Extracted records:
^^^^^^^^^^^^^^^^

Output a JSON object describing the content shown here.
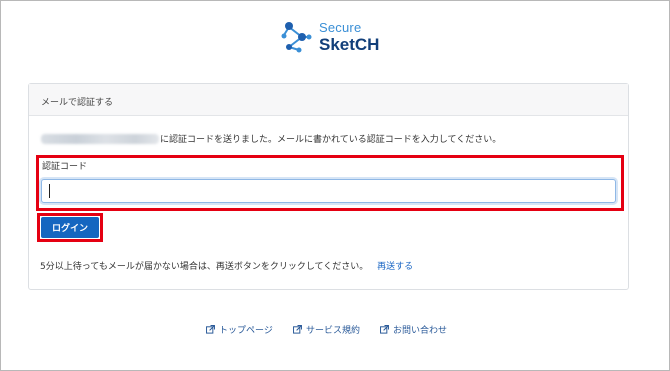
{
  "logo": {
    "line1": "Secure",
    "line2": "SketCH",
    "icon": "network-nodes-icon"
  },
  "card": {
    "header": "メールで認証する",
    "info_text": "に認証コードを送りました。メールに書かれている認証コードを入力してください。",
    "field_label": "認証コード",
    "code_value": "",
    "login_label": "ログイン",
    "resend_text": "5分以上待ってもメールが届かない場合は、再送ボタンをクリックしてください。",
    "resend_link": "再送する"
  },
  "footer": {
    "links": [
      {
        "label": "トップページ",
        "icon": "external-link-icon"
      },
      {
        "label": "サービス規約",
        "icon": "external-link-icon"
      },
      {
        "label": "お問い合わせ",
        "icon": "external-link-icon"
      }
    ]
  },
  "colors": {
    "primary": "#1566c0",
    "highlight": "#e50012",
    "logo_light": "#3a8fd6",
    "logo_dark": "#123f7a"
  }
}
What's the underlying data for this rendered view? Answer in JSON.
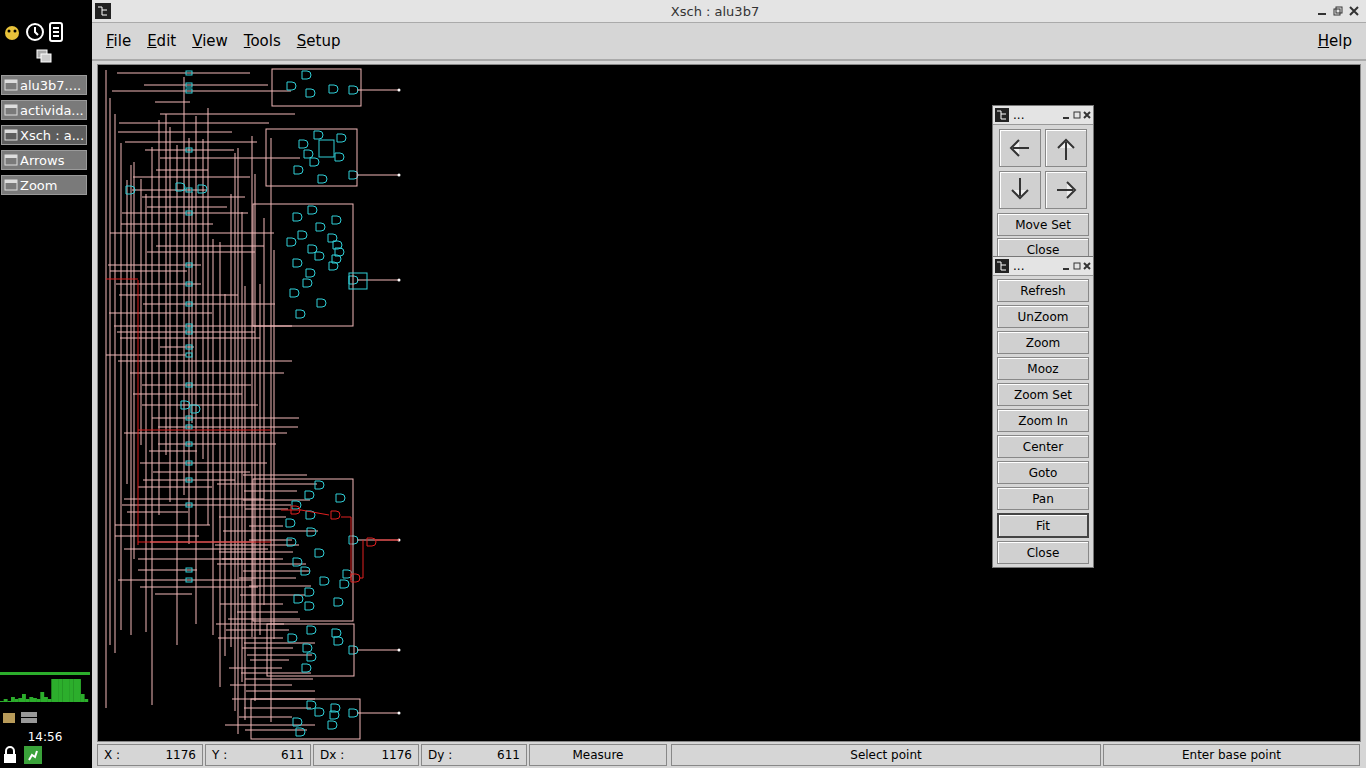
{
  "window": {
    "title": "Xsch : alu3b7"
  },
  "menu": [
    {
      "label": "File"
    },
    {
      "label": "Edit"
    },
    {
      "label": "View"
    },
    {
      "label": "Tools"
    },
    {
      "label": "Setup"
    }
  ],
  "help_menu": "Help",
  "taskbar": {
    "items": [
      {
        "label": "alu3b7....",
        "selected": false
      },
      {
        "label": "activida...",
        "selected": false
      },
      {
        "label": "Xsch : a...",
        "selected": true
      },
      {
        "label": "Arrows",
        "selected": false
      },
      {
        "label": "Zoom",
        "selected": false
      }
    ],
    "clock": "14:56",
    "cpu_history": [
      0.05,
      0.1,
      0.05,
      0.2,
      0.1,
      0.15,
      0.3,
      0.1,
      0.2,
      0.15,
      0.1,
      0.4,
      0.2,
      0.1,
      0.9,
      0.9,
      0.9,
      0.9,
      0.9,
      0.9,
      0.9,
      0.9,
      0.3,
      0.1
    ]
  },
  "status_bar": {
    "fields": [
      {
        "label": "X :",
        "value": "1176"
      },
      {
        "label": "Y :",
        "value": "611"
      },
      {
        "label": "Dx :",
        "value": "1176"
      },
      {
        "label": "Dy :",
        "value": "611"
      }
    ],
    "messages": [
      "Measure",
      "Select point",
      "Enter base point"
    ]
  },
  "arrows_panel": {
    "title": "...",
    "buttons": [
      "Move Set",
      "Close"
    ]
  },
  "zoom_panel": {
    "title": "...",
    "buttons": [
      {
        "label": "Refresh",
        "focused": false
      },
      {
        "label": "UnZoom",
        "focused": false
      },
      {
        "label": "Zoom",
        "focused": false
      },
      {
        "label": "Mooz",
        "focused": false
      },
      {
        "label": "Zoom Set",
        "focused": false
      },
      {
        "label": "Zoom In",
        "focused": false
      },
      {
        "label": "Center",
        "focused": false
      },
      {
        "label": "Goto",
        "focused": false
      },
      {
        "label": "Pan",
        "focused": false
      },
      {
        "label": "Fit",
        "focused": true
      },
      {
        "label": "Close",
        "focused": false
      }
    ]
  }
}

^^^^^^^^^^^^^^^^

■ What is asked ■
Set down the lines of the records above exactly, apart from the pictures.

■ Response to this task ■
Output a JSON object describing the content shown here.
{
  "logo": {
    "line1": "Secure",
    "line2": "SketCH",
    "icon": "network-nodes-icon"
  },
  "card": {
    "header": "メールで認証する",
    "info_text": "に認証コードを送りました。メールに書かれている認証コードを入力してください。",
    "field_label": "認証コード",
    "code_value": "",
    "login_label": "ログイン",
    "resend_text": "5分以上待ってもメールが届かない場合は、再送ボタンをクリックしてください。",
    "resend_link": "再送する"
  },
  "footer": {
    "links": [
      {
        "label": "トップページ",
        "icon": "external-link-icon"
      },
      {
        "label": "サービス規約",
        "icon": "external-link-icon"
      },
      {
        "label": "お問い合わせ",
        "icon": "external-link-icon"
      }
    ]
  },
  "colors": {
    "primary": "#1566c0",
    "highlight": "#e50012",
    "logo_light": "#3a8fd6",
    "logo_dark": "#123f7a"
  }
}
What's the underlying data for this rendered view? Answer in JSON.
{
  "window": {
    "title": "Xsch : alu3b7"
  },
  "menu": [
    {
      "label": "File"
    },
    {
      "label": "Edit"
    },
    {
      "label": "View"
    },
    {
      "label": "Tools"
    },
    {
      "label": "Setup"
    }
  ],
  "help_menu": "Help",
  "taskbar": {
    "items": [
      {
        "label": "alu3b7....",
        "selected": false
      },
      {
        "label": "activida...",
        "selected": false
      },
      {
        "label": "Xsch : a...",
        "selected": true
      },
      {
        "label": "Arrows",
        "selected": false
      },
      {
        "label": "Zoom",
        "selected": false
      }
    ],
    "clock": "14:56",
    "cpu_history": [
      0.05,
      0.1,
      0.05,
      0.2,
      0.1,
      0.15,
      0.3,
      0.1,
      0.2,
      0.15,
      0.1,
      0.4,
      0.2,
      0.1,
      0.9,
      0.9,
      0.9,
      0.9,
      0.9,
      0.9,
      0.9,
      0.9,
      0.3,
      0.1
    ]
  },
  "status_bar": {
    "fields": [
      {
        "label": "X :",
        "value": "1176"
      },
      {
        "label": "Y :",
        "value": "611"
      },
      {
        "label": "Dx :",
        "value": "1176"
      },
      {
        "label": "Dy :",
        "value": "611"
      }
    ],
    "messages": [
      "Measure",
      "Select point",
      "Enter base point"
    ]
  },
  "arrows_panel": {
    "title": "...",
    "buttons": [
      "Move Set",
      "Close"
    ]
  },
  "zoom_panel": {
    "title": "...",
    "buttons": [
      {
        "label": "Refresh",
        "focused": false
      },
      {
        "label": "UnZoom",
        "focused": false
      },
      {
        "label": "Zoom",
        "focused": false
      },
      {
        "label": "Mooz",
        "focused": false
      },
      {
        "label": "Zoom Set",
        "focused": false
      },
      {
        "label": "Zoom In",
        "focused": false
      },
      {
        "label": "Center",
        "focused": false
      },
      {
        "label": "Goto",
        "focused": false
      },
      {
        "label": "Pan",
        "focused": false
      },
      {
        "label": "Fit",
        "focused": true
      },
      {
        "label": "Close",
        "focused": false
      }
    ]
  }
}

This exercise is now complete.